*Exercise prompt*: Pick out each line in these entries that contains the string "name".

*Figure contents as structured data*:
::::
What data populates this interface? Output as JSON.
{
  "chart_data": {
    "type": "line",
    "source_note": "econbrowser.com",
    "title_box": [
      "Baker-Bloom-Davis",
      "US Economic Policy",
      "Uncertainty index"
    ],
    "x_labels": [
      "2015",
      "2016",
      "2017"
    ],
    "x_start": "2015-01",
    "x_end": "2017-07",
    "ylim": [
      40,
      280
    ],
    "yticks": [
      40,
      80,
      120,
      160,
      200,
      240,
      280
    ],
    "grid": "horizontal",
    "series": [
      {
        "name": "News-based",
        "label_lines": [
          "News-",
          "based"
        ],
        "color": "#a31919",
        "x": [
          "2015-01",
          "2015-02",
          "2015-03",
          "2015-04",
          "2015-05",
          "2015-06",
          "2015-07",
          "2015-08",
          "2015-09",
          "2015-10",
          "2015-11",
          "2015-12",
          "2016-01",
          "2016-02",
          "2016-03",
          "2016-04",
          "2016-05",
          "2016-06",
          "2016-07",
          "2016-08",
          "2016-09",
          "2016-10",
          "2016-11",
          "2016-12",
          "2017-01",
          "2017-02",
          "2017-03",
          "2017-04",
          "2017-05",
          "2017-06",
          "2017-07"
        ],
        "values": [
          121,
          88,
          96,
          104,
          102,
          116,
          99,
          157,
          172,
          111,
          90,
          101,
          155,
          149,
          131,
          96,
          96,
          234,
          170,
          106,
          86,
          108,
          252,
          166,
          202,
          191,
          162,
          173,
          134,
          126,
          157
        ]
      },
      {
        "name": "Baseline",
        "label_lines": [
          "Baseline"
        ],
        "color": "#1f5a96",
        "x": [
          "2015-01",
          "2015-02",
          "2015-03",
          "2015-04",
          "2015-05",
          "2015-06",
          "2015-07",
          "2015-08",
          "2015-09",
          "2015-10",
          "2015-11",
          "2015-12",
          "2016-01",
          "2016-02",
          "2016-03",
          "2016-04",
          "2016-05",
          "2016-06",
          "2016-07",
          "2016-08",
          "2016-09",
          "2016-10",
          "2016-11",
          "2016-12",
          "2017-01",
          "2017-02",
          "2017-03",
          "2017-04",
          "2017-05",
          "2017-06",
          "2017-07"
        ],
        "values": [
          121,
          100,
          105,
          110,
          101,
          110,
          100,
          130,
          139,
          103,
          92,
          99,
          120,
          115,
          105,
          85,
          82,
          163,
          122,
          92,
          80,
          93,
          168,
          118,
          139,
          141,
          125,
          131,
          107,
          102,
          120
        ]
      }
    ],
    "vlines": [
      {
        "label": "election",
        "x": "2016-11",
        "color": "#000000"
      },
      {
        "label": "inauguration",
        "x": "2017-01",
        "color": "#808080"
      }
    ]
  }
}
::::
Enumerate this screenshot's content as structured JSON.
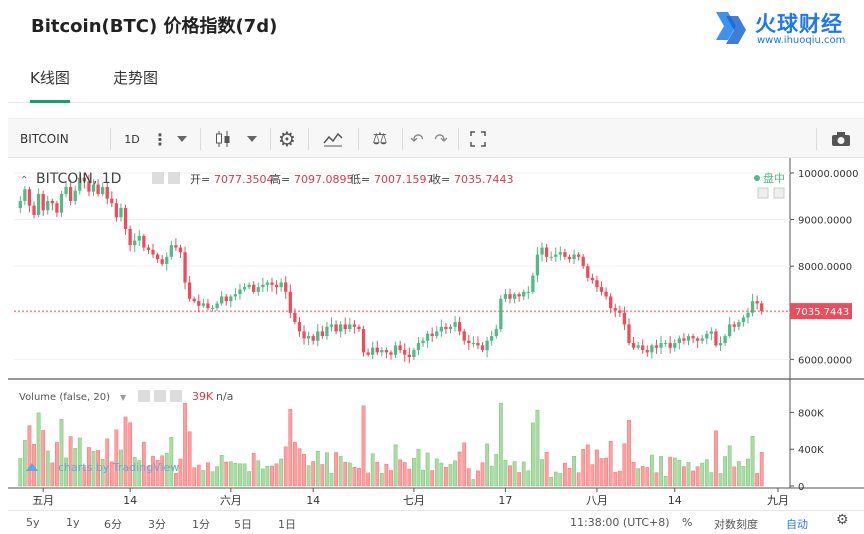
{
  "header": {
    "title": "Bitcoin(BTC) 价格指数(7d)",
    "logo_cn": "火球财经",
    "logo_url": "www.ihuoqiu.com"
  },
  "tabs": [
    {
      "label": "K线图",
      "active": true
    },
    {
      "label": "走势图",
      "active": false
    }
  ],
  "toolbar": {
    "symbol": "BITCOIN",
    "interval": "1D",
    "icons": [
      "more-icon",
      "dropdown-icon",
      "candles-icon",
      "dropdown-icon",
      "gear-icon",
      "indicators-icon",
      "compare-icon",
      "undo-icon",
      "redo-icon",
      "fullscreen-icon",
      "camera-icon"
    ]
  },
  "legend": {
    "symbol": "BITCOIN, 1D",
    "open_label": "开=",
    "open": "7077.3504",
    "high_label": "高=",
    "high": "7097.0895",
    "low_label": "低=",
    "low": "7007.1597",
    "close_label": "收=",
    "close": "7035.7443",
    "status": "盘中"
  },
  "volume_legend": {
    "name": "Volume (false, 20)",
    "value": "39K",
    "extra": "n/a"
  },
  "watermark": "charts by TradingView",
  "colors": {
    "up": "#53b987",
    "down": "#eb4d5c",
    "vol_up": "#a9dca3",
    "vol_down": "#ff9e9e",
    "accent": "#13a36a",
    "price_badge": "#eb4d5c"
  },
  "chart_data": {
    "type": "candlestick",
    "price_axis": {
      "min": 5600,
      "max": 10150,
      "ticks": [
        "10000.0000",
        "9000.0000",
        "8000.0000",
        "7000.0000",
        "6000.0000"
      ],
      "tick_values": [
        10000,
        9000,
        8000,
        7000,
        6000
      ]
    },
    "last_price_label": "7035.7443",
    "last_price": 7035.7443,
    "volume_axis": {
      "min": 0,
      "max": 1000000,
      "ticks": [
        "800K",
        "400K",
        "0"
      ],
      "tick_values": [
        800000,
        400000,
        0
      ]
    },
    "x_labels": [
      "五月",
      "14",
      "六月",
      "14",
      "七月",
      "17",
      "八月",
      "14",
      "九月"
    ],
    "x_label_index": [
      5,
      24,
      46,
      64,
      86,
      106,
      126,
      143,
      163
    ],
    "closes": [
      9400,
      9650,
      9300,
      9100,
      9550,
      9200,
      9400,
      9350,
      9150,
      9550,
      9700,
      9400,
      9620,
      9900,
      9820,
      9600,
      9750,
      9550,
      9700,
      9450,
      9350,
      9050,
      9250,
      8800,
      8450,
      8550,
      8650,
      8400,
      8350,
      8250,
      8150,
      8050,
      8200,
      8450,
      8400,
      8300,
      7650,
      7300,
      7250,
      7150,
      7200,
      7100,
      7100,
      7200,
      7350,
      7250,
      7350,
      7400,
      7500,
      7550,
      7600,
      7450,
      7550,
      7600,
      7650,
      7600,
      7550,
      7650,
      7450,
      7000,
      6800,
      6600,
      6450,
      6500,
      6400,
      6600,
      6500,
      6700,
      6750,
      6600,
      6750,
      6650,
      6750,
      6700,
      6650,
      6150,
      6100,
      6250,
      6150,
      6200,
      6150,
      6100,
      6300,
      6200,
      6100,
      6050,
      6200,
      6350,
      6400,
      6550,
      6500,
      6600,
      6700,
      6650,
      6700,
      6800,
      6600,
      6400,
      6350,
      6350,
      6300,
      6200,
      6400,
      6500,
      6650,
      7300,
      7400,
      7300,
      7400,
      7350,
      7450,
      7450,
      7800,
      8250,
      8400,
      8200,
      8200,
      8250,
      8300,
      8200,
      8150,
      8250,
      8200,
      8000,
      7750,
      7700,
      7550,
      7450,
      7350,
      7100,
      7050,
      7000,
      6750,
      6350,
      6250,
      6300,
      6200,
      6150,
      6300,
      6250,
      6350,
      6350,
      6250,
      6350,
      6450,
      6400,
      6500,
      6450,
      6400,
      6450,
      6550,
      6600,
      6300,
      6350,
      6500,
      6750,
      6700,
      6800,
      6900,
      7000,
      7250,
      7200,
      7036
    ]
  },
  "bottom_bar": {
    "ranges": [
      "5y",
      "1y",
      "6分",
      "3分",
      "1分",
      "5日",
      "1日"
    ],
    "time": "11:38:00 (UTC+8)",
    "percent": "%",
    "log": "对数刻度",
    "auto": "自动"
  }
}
::::
*Response to this task*:
        "name": "News-based",
        "name": "Baseline",
    "name": "Volume (false, 20)",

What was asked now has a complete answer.